Goal: Pick out every line holding the string "trainiert" and copy it.

Supplied records:
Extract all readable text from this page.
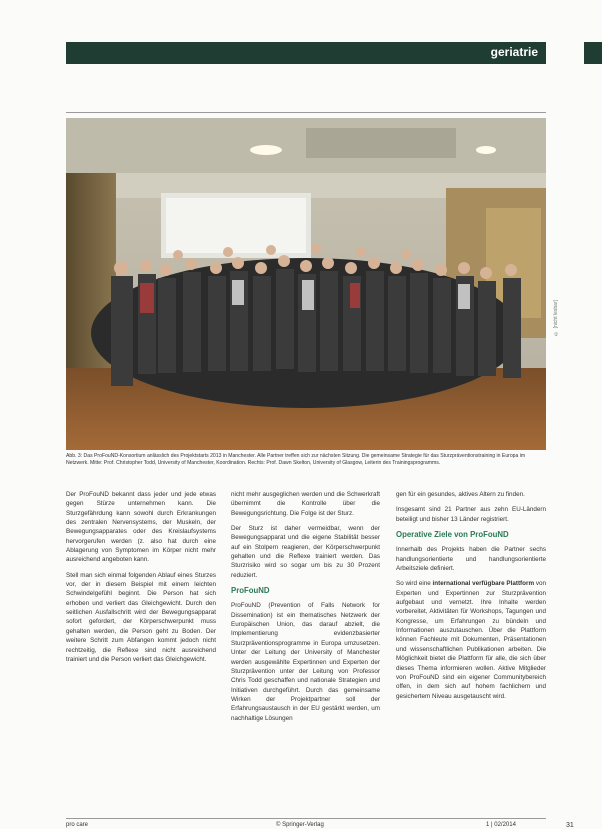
geriatrie
© [nicht lesbar]
Abb. 3: Das ProFouND-Konsortium anlässlich des Projektstarts 2013 in Manchester. Alle Partner treffen sich zur nächsten Sitzung. Die gemeinsame Strategie für das Sturzpräventionstraining in Europa im Netzwerk. Mitte: Prof. Christopher Todd, University of Manchester, Koordination. Rechts: Prof. Dawn Skelton, University of Glasgow, Leiterin des Trainingsprogramms.

Der ProFouND bekannt dass jeder und jede etwas gegen Stürze unternehmen kann. Die Sturzgefährdung kann sowohl durch Erkrankungen des zentralen Nervensystems, der Muskeln, der Bewegungsapparates oder des Kreislaufsystems hervorgerufen werden (z. also hat durch eine Ablagerung von Symptomen im Körper nicht mehr ausreichend angeboten kann.

Stell man sich einmal folgenden Ablauf eines Sturzes vor, der in diesem Beispiel mit einem leichten Schwindelgefühl beginnt. Die Person hat sich erhoben und verliert das Gleichgewicht. Durch den seitlichen Ausfallschritt wird der Bewegungsapparat sofort gefordert, der Körperschwerpunkt muss gehalten werden, die Person geht zu Boden. Der weitere Schritt zum Abfangen kommt jedoch nicht rechtzeitig, die Reflexe sind nicht ausreichend trainiert und die Person verliert das Gleichgewicht.

nicht mehr ausgeglichen werden und die Schwerkraft übernimmt die Kontrolle über die Bewegungsrichtung. Die Folge ist der Sturz.

Der Sturz ist daher vermeidbar, wenn der Bewegungsapparat und die eigene Stabilität besser auf ein Stolpern reagieren, der Körperschwerpunkt gehalten und die Reflexe trainiert werden. Das Sturzrisiko wird so sogar um bis zu 30 Prozent reduziert.

ProFouND

ProFouND (Prevention of Falls Network for Dissemination) ist ein thematisches Netzwerk der Europäischen Union, das darauf abzielt, die Implementierung evidenzbasierter Sturzpräventionsprogramme in Europa umzusetzen. Unter der Leitung der University of Manchester werden ausgewählte Expertinnen und Experten der Sturzprävention unter der Leitung von Professor Chris Todd geschaffen und nationale Strategien und Initiativen durchgeführt. Durch das gemeinsame Wirken der Projektpartner soll der Erfahrungsaustausch in der EU gestärkt werden, um nachhaltige Lösungen

gen für ein gesundes, aktives Altern zu finden.

Insgesamt sind 21 Partner aus zehn EU-Ländern beteiligt und bisher 13 Länder registriert.

Operative Ziele von ProFouND

Innerhalb des Projekts haben die Partner sechs handlungsorientierte und handlungsorientierte Arbeitsziele definiert.

So wird eine international verfügbare Plattform von Experten und Expertinnen zur Sturzprävention aufgebaut und vernetzt. Ihre Inhalte werden vorbereitet, Aktivitäten für Workshops, Tagungen und Kongresse, um Erfahrungen zu bündeln und Informationen auszutauschen. Über die Plattform können Fachleute mit Dokumenten, Präsentationen und wissenschaftlichen Publikationen arbeiten. Die Möglichkeit bietet die Plattform für alle, die sich über dieses Thema informieren wollen. Aktive Mitglieder von ProFouND sind ein eigener Communitybereich offen, in dem sich auf hohem fachlichem und gesichertem Niveau ausgetauscht wird.

pro care	© Springer-Verlag	1 | 02/2014	31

Task output:
Stell man sich einmal folgenden Ablauf eines Sturzes vor, der in diesem Beispiel mit einem leichten Schwindelgefühl beginnt. Die Person hat sich erhoben und verliert das Gleichgewicht. Durch den seitlichen Ausfallschritt wird der Bewegungsapparat sofort gefordert, der Körperschwerpunkt muss gehalten werden, die Person geht zu Boden. Der weitere Schritt zum Abfangen kommt jedoch nicht rechtzeitig, die Reflexe sind nicht ausreichend trainiert und die Person verliert das Gleichgewicht.
Der Sturz ist daher vermeidbar, wenn der Bewegungsapparat und die eigene Stabilität besser auf ein Stolpern reagieren, der Körperschwerpunkt gehalten und die Reflexe trainiert werden. Das Sturzrisiko wird so sogar um bis zu 30 Prozent reduziert.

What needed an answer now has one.